** Stated goal **
Arrange every line of the items below as a Markdown table with the columns "Row" and "Line," numbering each row and omitting blank lines. Exclude the pictures from the table.

Stored items from a collection
** Start **

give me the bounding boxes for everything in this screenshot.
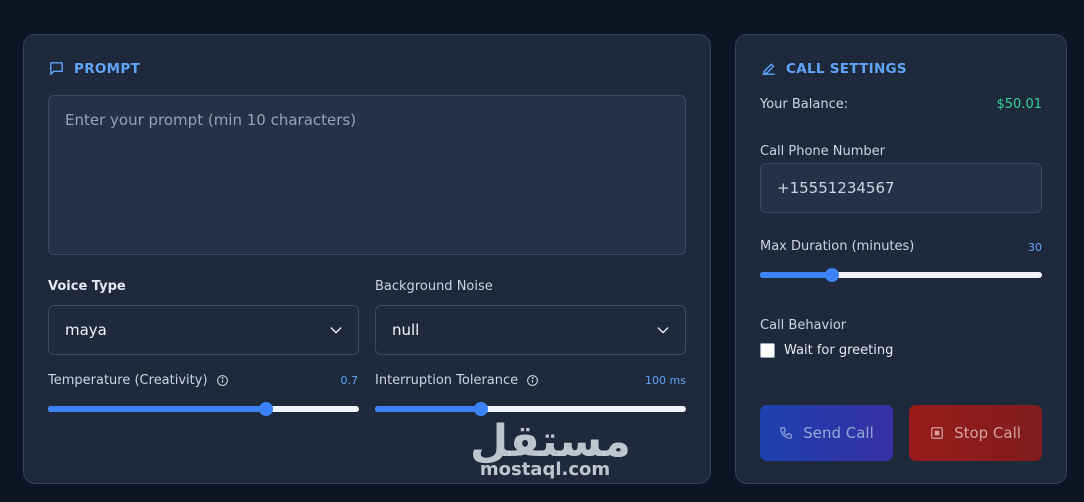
stop-square-icon [931, 427, 943, 439]
info-icon[interactable] [526, 374, 539, 387]
temperature-label: Temperature (Creativity) [48, 373, 229, 388]
background-noise-select[interactable]: null [375, 305, 686, 355]
call-settings-title: CALL SETTINGS [786, 60, 907, 77]
slider-thumb[interactable] [825, 268, 839, 282]
call-settings-header: CALL SETTINGS [760, 60, 907, 77]
slider-thumb[interactable] [259, 402, 273, 416]
max-duration-label: Max Duration (minutes) [760, 239, 915, 254]
watermark: مستقل mostaql.com [470, 418, 631, 480]
interruption-slider[interactable] [375, 402, 686, 416]
balance-row: Your Balance: $50.01 [760, 97, 1042, 112]
voice-type-label: Voice Type [48, 279, 126, 294]
prompt-textarea[interactable] [48, 95, 686, 255]
wait-greeting-label: Wait for greeting [784, 343, 894, 358]
chevron-down-icon [657, 327, 669, 334]
send-call-label: Send Call [803, 424, 874, 442]
call-settings-panel: CALL SETTINGS Your Balance: $50.01 Call … [735, 34, 1067, 484]
pencil-icon [762, 63, 775, 75]
phone-input[interactable] [760, 163, 1042, 213]
background-noise-value: null [392, 321, 420, 339]
temperature-slider[interactable] [48, 402, 359, 416]
temperature-label-text: Temperature (Creativity) [48, 373, 208, 388]
max-duration-value: 30 [1028, 241, 1042, 254]
stop-call-label: Stop Call [954, 424, 1021, 442]
prompt-title: PROMPT [74, 60, 141, 77]
watermark-latin: mostaql.com [479, 459, 611, 480]
max-duration-slider[interactable] [760, 268, 1042, 282]
stop-call-button[interactable]: Stop Call [909, 405, 1042, 461]
slider-fill [375, 406, 481, 412]
voice-type-select[interactable]: maya [48, 305, 359, 355]
slider-fill [48, 406, 266, 412]
slider-thumb[interactable] [474, 402, 488, 416]
wait-greeting-row[interactable]: Wait for greeting [760, 343, 893, 358]
voice-type-value: maya [65, 321, 107, 339]
call-behavior-label: Call Behavior [760, 318, 847, 333]
balance-label: Your Balance: [760, 97, 849, 112]
interruption-label-text: Interruption Tolerance [375, 373, 519, 388]
chevron-down-icon [330, 327, 342, 334]
prompt-header: PROMPT [48, 60, 140, 77]
temperature-value: 0.7 [340, 374, 359, 387]
interruption-label: Interruption Tolerance [375, 373, 539, 388]
phone-icon [780, 427, 793, 439]
interruption-value: 100 ms [645, 374, 686, 387]
phone-label: Call Phone Number [760, 144, 886, 159]
slider-fill [760, 272, 832, 278]
send-call-button[interactable]: Send Call [760, 405, 893, 461]
info-icon[interactable] [216, 374, 229, 387]
chat-bubble-icon [50, 62, 63, 75]
wait-greeting-checkbox[interactable] [760, 343, 775, 358]
balance-value: $50.01 [996, 97, 1043, 112]
background-noise-label: Background Noise [375, 279, 493, 294]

** End **

** Exercise output **
| Row | Line |
|---|---|
| 1 | give me the bounding boxes for everything in this screenshot. |
| 2 | stop-square-icon [931, 427, 943, 439] |
| 3 | info-icon[interactable] [526, 374, 539, 387] |
| 4 | temperature-label: Temperature (Creativity) [48, 373, 229, 388] |
| 5 | background-noise-select[interactable]: null [375, 305, 686, 355] |
| 6 | call-settings-title: CALL SETTINGS [786, 60, 907, 77] |
| 7 | slider-thumb[interactable] [825, 268, 839, 282] |
| 8 | call-settings-header: CALL SETTINGS [760, 60, 907, 77] |
| 9 | slider-thumb[interactable] [259, 402, 273, 416] |
| 10 | max-duration-label: Max Duration (minutes) [760, 239, 915, 254] |
| 11 | watermark: مستقل mostaql.com [470, 418, 631, 480] |
| 12 | interruption-slider[interactable] [375, 402, 686, 416] |
| 13 | balance-row: Your Balance: $50.01 [760, 97, 1042, 112] |
| 14 | voice-type-label: Voice Type [48, 279, 126, 294] |
| 15 | prompt-textarea[interactable] [48, 95, 686, 255] |
| 16 | wait-greeting-label: Wait for greeting [784, 343, 894, 358] |
| 17 | chevron-down-icon [657, 327, 669, 334] |
| 18 | send-call-label: Send Call [803, 424, 874, 442] |
| 19 | call-settings-panel: CALL SETTINGS Your Balance: $50.01 Call … [735, 34, 1067, 484] |
| 20 | pencil-icon [762, 63, 775, 75] |
| 21 | phone-input[interactable] [760, 163, 1042, 213] |
| 22 | background-noise-value: null [392, 321, 420, 339] |
| 23 | temperature-slider[interactable] [48, 402, 359, 416] |
| 24 | temperature-label-text: Temperature (Creativity) [48, 373, 208, 388] |
| 25 | max-duration-value: 30 [1028, 241, 1042, 254] |
| 26 | stop-call-label: Stop Call [954, 424, 1021, 442] |
| 27 | prompt-title: PROMPT [74, 60, 141, 77] |
| 28 | watermark-latin: mostaql.com [479, 459, 611, 480] |
| 29 | max-duration-slider[interactable] [760, 268, 1042, 282] |
| 30 | stop-call-button[interactable]: Stop Call [909, 405, 1042, 461] |
| 31 | slider-fill [375, 406, 481, 412] |
| 32 | voice-type-select[interactable]: maya [48, 305, 359, 355] |
| 33 | slider-fill [48, 406, 266, 412] |
| 34 | slider-thumb[interactable] [474, 402, 488, 416] |
| 35 | wait-greeting-row[interactable]: Wait for greeting [760, 343, 893, 358] |
| 36 | voice-type-value: maya [65, 321, 107, 339] |
| 37 | call-behavior-label: Call Behavior [760, 318, 847, 333] |
| 38 | balance-label: Your Balance: [760, 97, 849, 112] |
| 39 | interruption-label-text: Interruption Tolerance [375, 373, 519, 388] |
| 40 | chevron-down-icon [330, 327, 342, 334] |
| 41 | prompt-header: PROMPT [48, 60, 140, 77] |
| 42 | temperature-value: 0.7 [340, 374, 359, 387] |
| 43 | interruption-label: Interruption Tolerance [375, 373, 539, 388] |
| 44 | phone-icon [780, 427, 793, 439] |
| 45 | interruption-value: 100 ms [645, 374, 686, 387] |
| 46 | phone-label: Call Phone Number [760, 144, 886, 159] |
| 47 | slider-fill [760, 272, 832, 278] |
| 48 | send-call-button[interactable]: Send Call [760, 405, 893, 461] |
| 49 | info-icon[interactable] [216, 374, 229, 387] |
| 50 | chat-bubble-icon [50, 62, 63, 75] |
| 51 | wait-greeting-checkbox[interactable] [760, 343, 775, 358] |
| 52 | balance-value: $50.01 [996, 97, 1043, 112] |
| 53 | background-noise-label: Background Noise [375, 279, 493, 294] |